> _Data entries_

════════════════════

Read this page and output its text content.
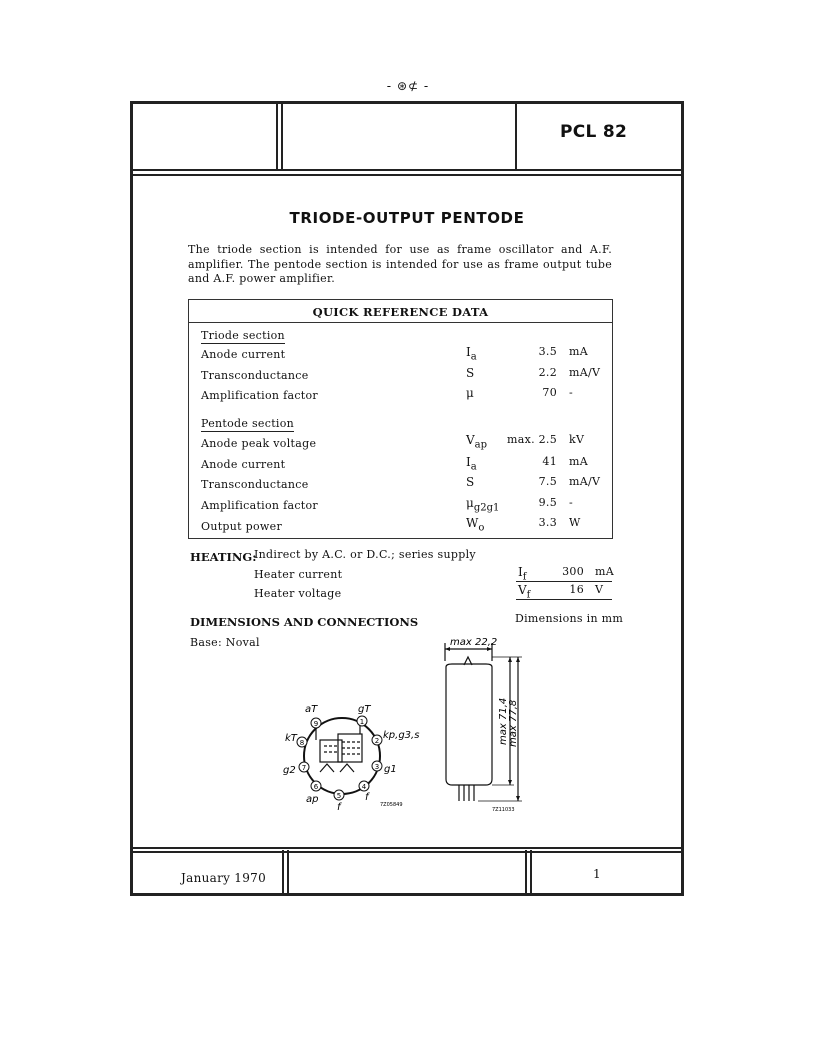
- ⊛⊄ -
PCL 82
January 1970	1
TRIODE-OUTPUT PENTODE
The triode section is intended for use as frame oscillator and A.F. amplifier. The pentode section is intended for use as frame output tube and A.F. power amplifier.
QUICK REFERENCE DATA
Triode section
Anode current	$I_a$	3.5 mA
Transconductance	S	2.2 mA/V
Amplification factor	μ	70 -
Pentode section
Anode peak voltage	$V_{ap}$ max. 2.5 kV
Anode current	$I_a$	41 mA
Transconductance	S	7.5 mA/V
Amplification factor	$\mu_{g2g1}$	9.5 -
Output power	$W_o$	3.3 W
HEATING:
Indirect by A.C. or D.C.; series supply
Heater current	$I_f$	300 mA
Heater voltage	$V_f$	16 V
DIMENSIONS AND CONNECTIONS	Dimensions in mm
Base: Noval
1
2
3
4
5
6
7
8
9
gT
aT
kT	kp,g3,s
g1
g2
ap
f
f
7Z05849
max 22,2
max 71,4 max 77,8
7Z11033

════════════════════

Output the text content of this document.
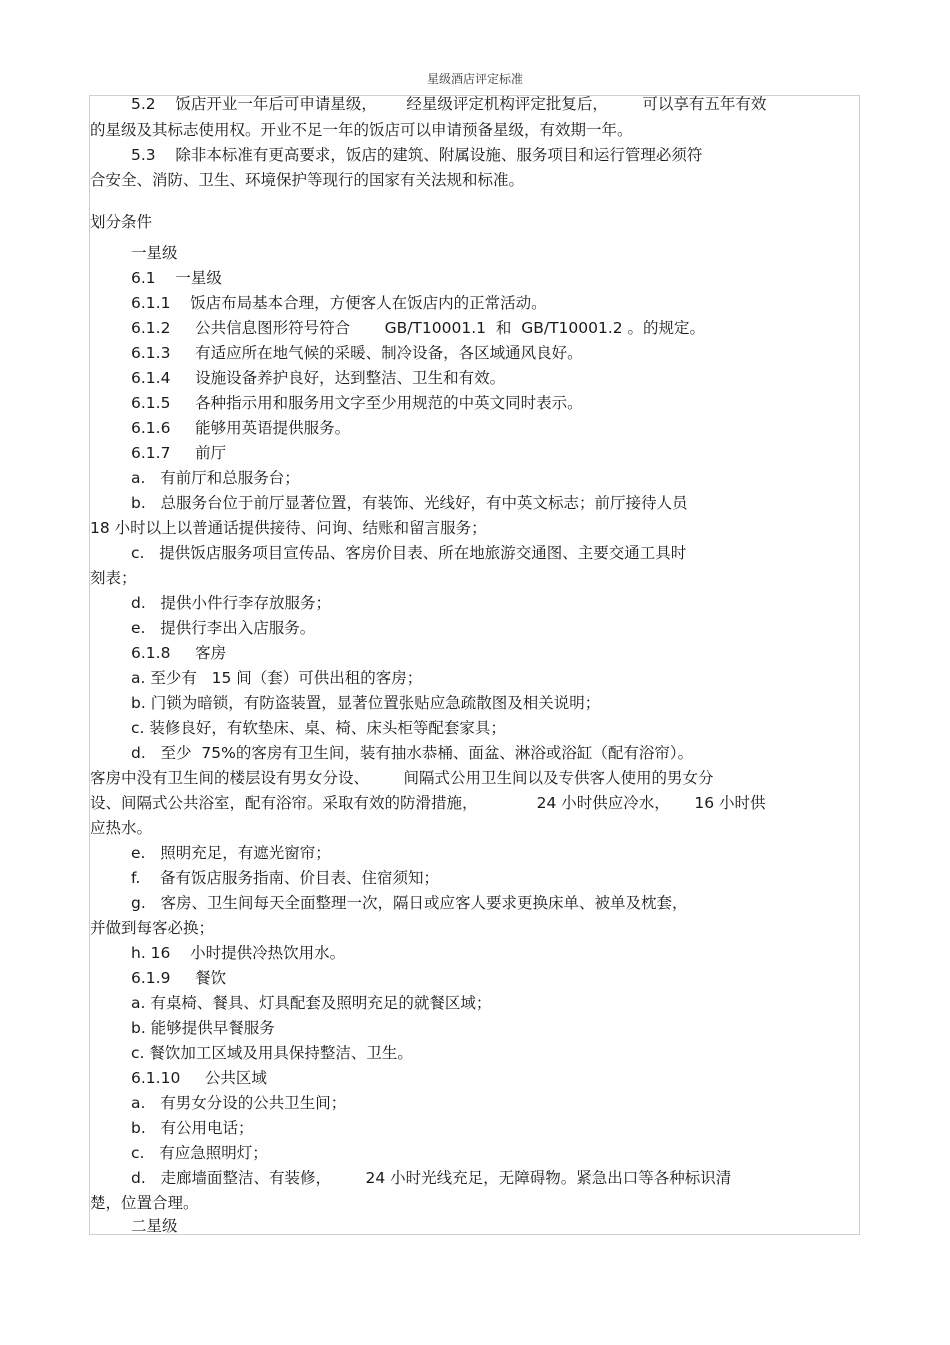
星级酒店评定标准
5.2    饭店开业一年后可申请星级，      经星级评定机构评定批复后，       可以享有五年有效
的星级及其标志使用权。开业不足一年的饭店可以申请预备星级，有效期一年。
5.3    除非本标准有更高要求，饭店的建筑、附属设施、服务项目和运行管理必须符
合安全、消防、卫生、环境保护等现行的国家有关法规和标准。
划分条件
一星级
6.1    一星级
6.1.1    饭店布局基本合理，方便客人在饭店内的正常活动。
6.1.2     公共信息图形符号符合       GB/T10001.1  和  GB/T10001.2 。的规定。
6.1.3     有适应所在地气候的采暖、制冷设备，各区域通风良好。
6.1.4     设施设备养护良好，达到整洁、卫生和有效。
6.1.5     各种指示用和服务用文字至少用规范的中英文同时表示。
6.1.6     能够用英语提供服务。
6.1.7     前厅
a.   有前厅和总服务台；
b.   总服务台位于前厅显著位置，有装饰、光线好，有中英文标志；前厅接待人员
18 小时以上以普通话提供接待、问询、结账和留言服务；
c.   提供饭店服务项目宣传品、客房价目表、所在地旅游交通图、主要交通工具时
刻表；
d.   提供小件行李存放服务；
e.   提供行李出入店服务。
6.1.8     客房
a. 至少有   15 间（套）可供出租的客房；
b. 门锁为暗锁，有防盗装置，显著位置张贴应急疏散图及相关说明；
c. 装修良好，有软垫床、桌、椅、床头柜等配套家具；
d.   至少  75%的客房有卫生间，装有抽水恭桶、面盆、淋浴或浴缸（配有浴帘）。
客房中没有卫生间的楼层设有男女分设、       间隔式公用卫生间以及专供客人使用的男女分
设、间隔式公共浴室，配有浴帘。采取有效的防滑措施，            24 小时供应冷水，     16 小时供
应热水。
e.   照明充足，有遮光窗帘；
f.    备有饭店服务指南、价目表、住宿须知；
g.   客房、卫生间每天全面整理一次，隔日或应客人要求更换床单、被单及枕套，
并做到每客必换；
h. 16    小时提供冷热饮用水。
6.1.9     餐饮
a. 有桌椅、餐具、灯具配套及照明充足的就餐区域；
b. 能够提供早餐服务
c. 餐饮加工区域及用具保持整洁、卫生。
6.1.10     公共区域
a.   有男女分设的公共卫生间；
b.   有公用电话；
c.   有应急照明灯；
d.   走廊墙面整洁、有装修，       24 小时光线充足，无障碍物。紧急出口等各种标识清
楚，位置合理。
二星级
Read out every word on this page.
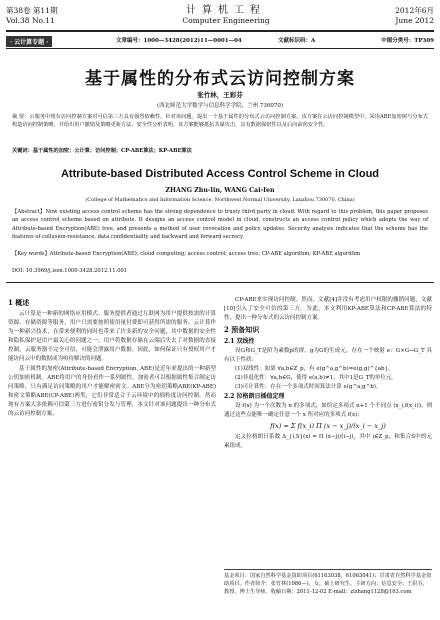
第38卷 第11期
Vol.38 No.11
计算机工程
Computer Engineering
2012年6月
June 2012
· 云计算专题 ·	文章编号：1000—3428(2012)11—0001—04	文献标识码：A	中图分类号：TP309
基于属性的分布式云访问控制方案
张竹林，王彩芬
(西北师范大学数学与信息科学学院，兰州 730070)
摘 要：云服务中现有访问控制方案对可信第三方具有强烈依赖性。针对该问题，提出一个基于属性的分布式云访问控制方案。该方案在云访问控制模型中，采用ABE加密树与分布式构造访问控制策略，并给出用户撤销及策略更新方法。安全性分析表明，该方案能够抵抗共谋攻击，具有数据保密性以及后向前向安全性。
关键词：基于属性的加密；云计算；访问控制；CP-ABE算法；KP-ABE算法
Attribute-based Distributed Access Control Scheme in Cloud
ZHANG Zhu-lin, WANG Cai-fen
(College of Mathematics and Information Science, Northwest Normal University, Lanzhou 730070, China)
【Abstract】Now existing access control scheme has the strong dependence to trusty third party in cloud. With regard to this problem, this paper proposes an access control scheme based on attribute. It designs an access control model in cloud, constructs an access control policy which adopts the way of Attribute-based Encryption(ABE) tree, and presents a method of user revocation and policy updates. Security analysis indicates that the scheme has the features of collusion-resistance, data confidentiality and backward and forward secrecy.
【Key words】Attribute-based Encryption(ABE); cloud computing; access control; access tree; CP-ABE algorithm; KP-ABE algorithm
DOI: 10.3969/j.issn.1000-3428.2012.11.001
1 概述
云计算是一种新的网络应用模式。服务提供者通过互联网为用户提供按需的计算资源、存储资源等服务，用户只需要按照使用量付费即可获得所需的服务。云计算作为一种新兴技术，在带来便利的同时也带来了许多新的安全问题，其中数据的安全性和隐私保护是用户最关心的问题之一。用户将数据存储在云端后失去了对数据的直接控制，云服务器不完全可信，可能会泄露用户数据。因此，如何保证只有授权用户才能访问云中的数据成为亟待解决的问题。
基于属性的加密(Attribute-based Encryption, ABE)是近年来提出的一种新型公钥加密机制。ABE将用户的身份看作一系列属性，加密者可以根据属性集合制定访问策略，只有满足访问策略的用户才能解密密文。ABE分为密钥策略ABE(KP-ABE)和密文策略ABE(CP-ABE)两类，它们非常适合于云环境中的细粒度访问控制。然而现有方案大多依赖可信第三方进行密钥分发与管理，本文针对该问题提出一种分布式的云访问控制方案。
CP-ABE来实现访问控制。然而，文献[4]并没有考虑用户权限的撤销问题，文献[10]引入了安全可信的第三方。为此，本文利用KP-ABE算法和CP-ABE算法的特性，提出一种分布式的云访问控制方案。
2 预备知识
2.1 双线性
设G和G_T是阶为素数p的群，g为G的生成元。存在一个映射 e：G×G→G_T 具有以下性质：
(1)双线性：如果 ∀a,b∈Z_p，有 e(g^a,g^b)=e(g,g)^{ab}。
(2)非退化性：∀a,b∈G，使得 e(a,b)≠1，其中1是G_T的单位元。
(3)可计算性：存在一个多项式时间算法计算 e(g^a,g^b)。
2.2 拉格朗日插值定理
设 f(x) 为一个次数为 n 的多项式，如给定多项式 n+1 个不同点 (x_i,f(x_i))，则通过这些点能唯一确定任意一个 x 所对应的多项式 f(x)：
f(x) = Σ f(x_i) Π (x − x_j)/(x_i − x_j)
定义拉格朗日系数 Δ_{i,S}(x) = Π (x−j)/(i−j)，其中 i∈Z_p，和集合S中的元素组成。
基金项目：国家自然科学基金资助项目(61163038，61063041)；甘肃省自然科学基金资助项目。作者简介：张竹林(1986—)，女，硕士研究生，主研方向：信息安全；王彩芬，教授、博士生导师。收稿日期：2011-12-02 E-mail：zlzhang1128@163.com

════════════════════

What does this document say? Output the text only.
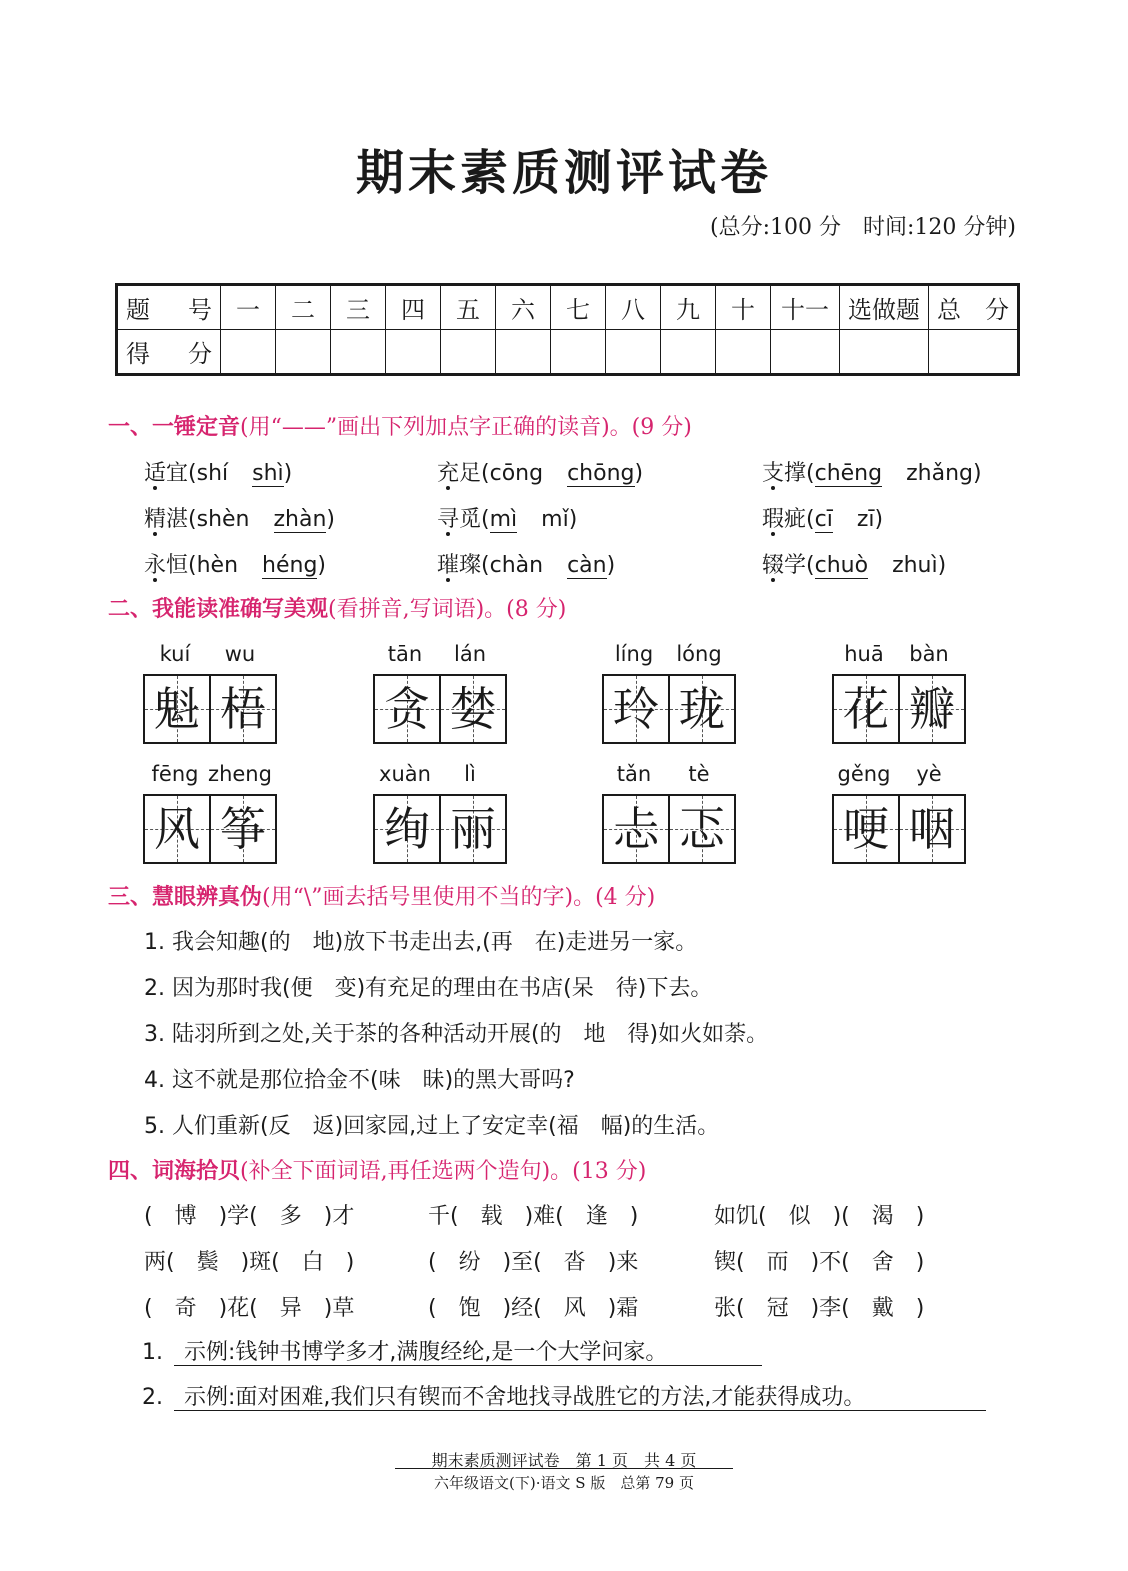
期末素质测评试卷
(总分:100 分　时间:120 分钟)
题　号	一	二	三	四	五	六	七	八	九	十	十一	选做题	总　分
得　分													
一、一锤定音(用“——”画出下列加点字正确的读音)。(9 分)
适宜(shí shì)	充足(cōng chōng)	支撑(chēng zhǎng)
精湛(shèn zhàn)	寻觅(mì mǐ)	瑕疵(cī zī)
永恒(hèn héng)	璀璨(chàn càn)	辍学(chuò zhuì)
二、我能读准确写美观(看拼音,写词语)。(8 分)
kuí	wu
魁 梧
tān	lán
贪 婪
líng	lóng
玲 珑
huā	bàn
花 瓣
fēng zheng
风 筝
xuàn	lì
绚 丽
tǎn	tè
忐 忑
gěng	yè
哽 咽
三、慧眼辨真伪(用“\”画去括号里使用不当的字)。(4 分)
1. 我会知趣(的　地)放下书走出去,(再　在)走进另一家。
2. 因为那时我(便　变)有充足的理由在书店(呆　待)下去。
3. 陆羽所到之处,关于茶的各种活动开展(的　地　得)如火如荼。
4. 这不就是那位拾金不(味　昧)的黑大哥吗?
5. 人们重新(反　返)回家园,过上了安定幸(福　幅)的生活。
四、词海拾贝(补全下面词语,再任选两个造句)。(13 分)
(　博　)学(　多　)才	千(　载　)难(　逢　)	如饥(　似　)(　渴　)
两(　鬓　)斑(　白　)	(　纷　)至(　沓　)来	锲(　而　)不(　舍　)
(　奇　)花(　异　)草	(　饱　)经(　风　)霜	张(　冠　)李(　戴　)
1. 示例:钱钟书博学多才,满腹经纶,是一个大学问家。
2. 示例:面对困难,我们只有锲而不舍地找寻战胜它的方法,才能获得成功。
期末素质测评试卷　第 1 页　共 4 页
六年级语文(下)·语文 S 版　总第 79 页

════════════════════

> _Work instructions_
Each line that contains the word "Attribute" counts toward the total; give only that total.

> _Correct response_
4